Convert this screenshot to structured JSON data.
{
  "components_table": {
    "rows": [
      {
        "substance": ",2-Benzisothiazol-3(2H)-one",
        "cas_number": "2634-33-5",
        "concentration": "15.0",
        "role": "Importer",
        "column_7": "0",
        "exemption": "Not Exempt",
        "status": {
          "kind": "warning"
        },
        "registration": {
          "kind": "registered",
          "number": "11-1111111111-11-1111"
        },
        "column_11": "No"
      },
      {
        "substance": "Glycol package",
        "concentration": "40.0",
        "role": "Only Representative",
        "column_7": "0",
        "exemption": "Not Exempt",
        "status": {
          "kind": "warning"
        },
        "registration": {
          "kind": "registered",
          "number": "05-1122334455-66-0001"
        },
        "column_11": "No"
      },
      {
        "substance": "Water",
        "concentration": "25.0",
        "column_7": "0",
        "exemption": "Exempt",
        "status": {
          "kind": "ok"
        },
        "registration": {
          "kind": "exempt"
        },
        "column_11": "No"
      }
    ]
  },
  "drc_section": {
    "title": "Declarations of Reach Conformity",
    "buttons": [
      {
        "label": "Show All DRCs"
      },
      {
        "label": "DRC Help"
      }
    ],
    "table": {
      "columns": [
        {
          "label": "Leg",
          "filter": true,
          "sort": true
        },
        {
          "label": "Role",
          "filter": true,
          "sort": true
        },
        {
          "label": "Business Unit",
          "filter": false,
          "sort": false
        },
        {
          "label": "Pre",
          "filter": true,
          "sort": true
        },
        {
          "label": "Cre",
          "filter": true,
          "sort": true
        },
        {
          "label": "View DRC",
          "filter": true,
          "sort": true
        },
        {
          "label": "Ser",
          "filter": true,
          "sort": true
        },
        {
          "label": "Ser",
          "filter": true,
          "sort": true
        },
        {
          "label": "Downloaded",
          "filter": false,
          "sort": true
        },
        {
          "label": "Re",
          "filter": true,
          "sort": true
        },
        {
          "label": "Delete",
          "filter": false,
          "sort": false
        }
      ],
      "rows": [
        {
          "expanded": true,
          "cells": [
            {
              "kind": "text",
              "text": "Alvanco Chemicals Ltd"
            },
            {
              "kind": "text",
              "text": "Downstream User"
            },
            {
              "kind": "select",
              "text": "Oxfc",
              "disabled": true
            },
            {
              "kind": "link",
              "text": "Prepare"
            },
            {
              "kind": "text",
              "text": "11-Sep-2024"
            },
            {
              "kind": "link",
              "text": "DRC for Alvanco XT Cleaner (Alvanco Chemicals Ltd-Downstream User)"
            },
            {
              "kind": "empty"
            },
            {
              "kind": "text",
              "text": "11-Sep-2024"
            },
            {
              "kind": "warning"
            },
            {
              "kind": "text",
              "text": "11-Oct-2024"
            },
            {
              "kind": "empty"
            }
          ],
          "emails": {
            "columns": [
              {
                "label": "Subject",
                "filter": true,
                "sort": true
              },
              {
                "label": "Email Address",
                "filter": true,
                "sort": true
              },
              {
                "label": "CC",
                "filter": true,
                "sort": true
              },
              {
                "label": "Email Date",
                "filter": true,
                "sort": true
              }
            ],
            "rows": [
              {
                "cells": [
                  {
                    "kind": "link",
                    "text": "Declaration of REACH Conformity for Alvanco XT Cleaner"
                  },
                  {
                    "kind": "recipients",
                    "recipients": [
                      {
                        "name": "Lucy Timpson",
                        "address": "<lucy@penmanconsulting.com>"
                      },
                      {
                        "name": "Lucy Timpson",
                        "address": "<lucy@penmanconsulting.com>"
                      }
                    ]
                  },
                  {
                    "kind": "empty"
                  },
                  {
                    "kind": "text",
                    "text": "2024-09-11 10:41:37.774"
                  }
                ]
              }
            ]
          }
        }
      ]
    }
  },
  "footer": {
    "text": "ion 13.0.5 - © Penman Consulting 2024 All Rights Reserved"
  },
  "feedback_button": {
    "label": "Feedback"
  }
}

________

● **Exercise description**
Write out the records above again, keeping each one identical to the original.

● **Exercise response**
Convert this screenshot to structured JSON data.
{
  "components_table": {
    "rows": [
      {
        "substance": ",2-Benzisothiazol-3(2H)-one",
        "cas_number": "2634-33-5",
        "concentration": "15.0",
        "role": "Importer",
        "column_7": "0",
        "exemption": "Not Exempt",
        "status": {
          "kind": "warning"
        },
        "registration": {
          "kind": "registered",
          "number": "11-1111111111-11-1111"
        },
        "column_11": "No"
      },
      {
        "substance": "Glycol package",
        "concentration": "40.0",
        "role": "Only Representative",
        "column_7": "0",
        "exemption": "Not Exempt",
        "status": {
          "kind": "warning"
        },
        "registration": {
          "kind": "registered",
          "number": "05-1122334455-66-0001"
        },
        "column_11": "No"
      },
      {
        "substance": "Water",
        "concentration": "25.0",
        "column_7": "0",
        "exemption": "Exempt",
        "status": {
          "kind": "ok"
        },
        "registration": {
          "kind": "exempt"
        },
        "column_11": "No"
      }
    ]
  },
  "drc_section": {
    "title": "Declarations of Reach Conformity",
    "buttons": [
      {
        "label": "Show All DRCs"
      },
      {
        "label": "DRC Help"
      }
    ],
    "table": {
      "columns": [
        {
          "label": "Leg",
          "filter": true,
          "sort": true
        },
        {
          "label": "Role",
          "filter": true,
          "sort": true
        },
        {
          "label": "Business Unit",
          "filter": false,
          "sort": false
        },
        {
          "label": "Pre",
          "filter": true,
          "sort": true
        },
        {
          "label": "Cre",
          "filter": true,
          "sort": true
        },
        {
          "label": "View DRC",
          "filter": true,
          "sort": true
        },
        {
          "label": "Ser",
          "filter": true,
          "sort": true
        },
        {
          "label": "Ser",
          "filter": true,
          "sort": true
        },
        {
          "label": "Downloaded",
          "filter": false,
          "sort": true
        },
        {
          "label": "Re",
          "filter": true,
          "sort": true
        },
        {
          "label": "Delete",
          "filter": false,
          "sort": false
        }
      ],
      "rows": [
        {
          "expanded": true,
          "cells": [
            {
              "kind": "text",
              "text": "Alvanco Chemicals Ltd"
            },
            {
              "kind": "text",
              "text": "Downstream User"
            },
            {
              "kind": "select",
              "text": "Oxfc",
              "disabled": true
            },
            {
              "kind": "link",
              "text": "Prepare"
            },
            {
              "kind": "text",
              "text": "11-Sep-2024"
            },
            {
              "kind": "link",
              "text": "DRC for Alvanco XT Cleaner (Alvanco Chemicals Ltd-Downstream User)"
            },
            {
              "kind": "empty"
            },
            {
              "kind": "text",
              "text": "11-Sep-2024"
            },
            {
              "kind": "warning"
            },
            {
              "kind": "text",
              "text": "11-Oct-2024"
            },
            {
              "kind": "empty"
            }
          ],
          "emails": {
            "columns": [
              {
                "label": "Subject",
                "filter": true,
                "sort": true
              },
              {
                "label": "Email Address",
                "filter": true,
                "sort": true
              },
              {
                "label": "CC",
                "filter": true,
                "sort": true
              },
              {
                "label": "Email Date",
                "filter": true,
                "sort": true
              }
            ],
            "rows": [
              {
                "cells": [
                  {
                    "kind": "link",
                    "text": "Declaration of REACH Conformity for Alvanco XT Cleaner"
                  },
                  {
                    "kind": "recipients",
                    "recipients": [
                      {
                        "name": "Lucy Timpson",
                        "address": "<lucy@penmanconsulting.com>"
                      },
                      {
                        "name": "Lucy Timpson",
                        "address": "<lucy@penmanconsulting.com>"
                      }
                    ]
                  },
                  {
                    "kind": "empty"
                  },
                  {
                    "kind": "text",
                    "text": "2024-09-11 10:41:37.774"
                  }
                ]
              }
            ]
          }
        }
      ]
    }
  },
  "footer": {
    "text": "ion 13.0.5 - © Penman Consulting 2024 All Rights Reserved"
  },
  "feedback_button": {
    "label": "Feedback"
  }
}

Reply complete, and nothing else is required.